> Text passage:
----

Figures (5)

• Figure 1: NIRCam imaging, NIRSpec/PRISM spectroscopy, and the spectro-photometric fit for the bright LAE HCM 6A at $z = 6.5676$. Top left: RGB composite image of the system constructed from JWST/NIRCam 20 mas imaging by assigning F200W to the red channel, F150W to the green channel, and F115W to the blue channel. Middle left: NIRCam F115W image of the system. The three adjacent NIRSpec slits (NIRSpec IDs: 2101494, 2190001, and 2190002; S1, S2, and S3 hereafter) are overlaid on the RGB and F115W images targeting the three main clumps C1-C3. Clumps C1 and C3 exhibit internal substructure and are composed of mini-clumps (C1a-C1b and C3a–C3e, respectively), ordered from brightest to faintest in the RGB image. Top right and bottom panels: Slit-level photometry (teal circles), photometry-rescaled NIRSpec PRISM slit spectroscopy (black line), and the slit-level spectro-photometric fit using customized BAGPIPES (red line). The vertical dashed lines indicate the wavelengths of key UV and optical emission lines (all detected except for Ly$\alpha$). The vertical orange strip indicates the wavelength range of the UV bump absorption feature. The reduced chi-square, $\chi^2_\nu$, for each fit is shown in the top right. Inset panels: Basic galaxy properties derived from the SED fitting.
• Figure 2: NIRISS 1D slitless spectrum of HCM 6A, showing a clear detection of the Ly$\alpha$ emission line at $\lambda_{\rm obs} \approx 9200 \AA$, consistent with $z \approx 6.6$. The spectrum combines extractions from the NIRISS GR150C and GR150R grisms crossed with the F090WN, F115WN, F150WN, and F200WN filters. The vertical dashed line indicates the observed wavelength of the detected Ly$\alpha$ emission line.
----
> Your tasks:
1. List the filters that the figure captions for HCM 6A say were crossed with the NIRISS grisms.
2. Continue the figure captions for HCM 6A from the point where they stop.
----
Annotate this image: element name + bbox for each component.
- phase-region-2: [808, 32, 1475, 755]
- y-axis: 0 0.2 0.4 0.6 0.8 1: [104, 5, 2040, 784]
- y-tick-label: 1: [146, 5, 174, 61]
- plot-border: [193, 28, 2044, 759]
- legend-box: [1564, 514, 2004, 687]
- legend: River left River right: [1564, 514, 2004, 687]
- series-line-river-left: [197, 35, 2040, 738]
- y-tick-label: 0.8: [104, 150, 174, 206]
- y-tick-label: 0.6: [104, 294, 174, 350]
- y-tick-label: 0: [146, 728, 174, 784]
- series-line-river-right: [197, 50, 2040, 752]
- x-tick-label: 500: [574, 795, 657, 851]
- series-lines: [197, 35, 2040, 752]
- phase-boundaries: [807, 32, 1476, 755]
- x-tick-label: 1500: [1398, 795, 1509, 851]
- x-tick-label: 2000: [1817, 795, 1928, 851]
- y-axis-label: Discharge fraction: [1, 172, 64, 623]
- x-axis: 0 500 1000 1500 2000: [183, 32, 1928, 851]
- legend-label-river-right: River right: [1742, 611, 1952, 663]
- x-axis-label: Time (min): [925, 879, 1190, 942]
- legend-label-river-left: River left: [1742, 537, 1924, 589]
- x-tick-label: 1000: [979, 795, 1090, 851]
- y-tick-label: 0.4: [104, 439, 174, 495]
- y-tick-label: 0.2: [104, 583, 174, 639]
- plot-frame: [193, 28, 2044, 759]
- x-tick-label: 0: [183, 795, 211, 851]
----
> Outputs for the tasks:
1. F090WN, F115WN, F150WN, F200WN

2.
• Figure 3: Slit-level, spatially resolved physical properties of the target system: stellar mass ($\log M_*$; a), star formation rate (SFR; b), mass-weighted stellar age (${\langle a \rangle}_*^{\mathrm{m}}$; c), ionization parameter ($\log U$; d), $V$-band attenuation ($A_V$; e), slope ($S$; f) and UV bump ($B$; g) of the dust attenuation curve, attenuation derived from the Balmer decrement ($A_V^{\mathrm{B}}$; h), and UV continuum slope ($\beta$; i). Both $\log M_*$ and SFR are corrected for the lensing magnification. The NIRCam 20mas F115W map of the system is shown as the background image.
• Figure 4: Pixel-level, spatially resolved physical properties of the target system: stellar mass ($\log M_*$; a), star formation rate (SFR; b), mass-weighted stellar age (${\langle a \rangle}_*^{\mathrm{m}}$; c), ionization parameter ($\log U$; d), $V$-band attenuation ($A_V$; e), slope ($S$; f) and UV bump ($B$; g) of the dust attenuation curve, sSFR (h), and Ly$\alpha$ flux ($f_{\mathrm{Ly\alpha}}$; i). The quantities $\log M_*$, SFR, and $f_{\mathrm{Ly\alpha}}$ are corrected for lensing magnification. The three adjacent NIRSpec slits are overlaid as cyan rectangles. The NIRCam RGB map is shown as white contours at the 5$\sigma$ and 10$\sigma$ levels, while the Ly$\alpha$ emission is traced by magenta contours at 1-2$\sigma$.
• Figure 5: Dust attenuation curves of the three slit regions at $z = 6.5676$ from the slit-level spectro-photometric fits. Inset panel: Star formation histories (SFHs).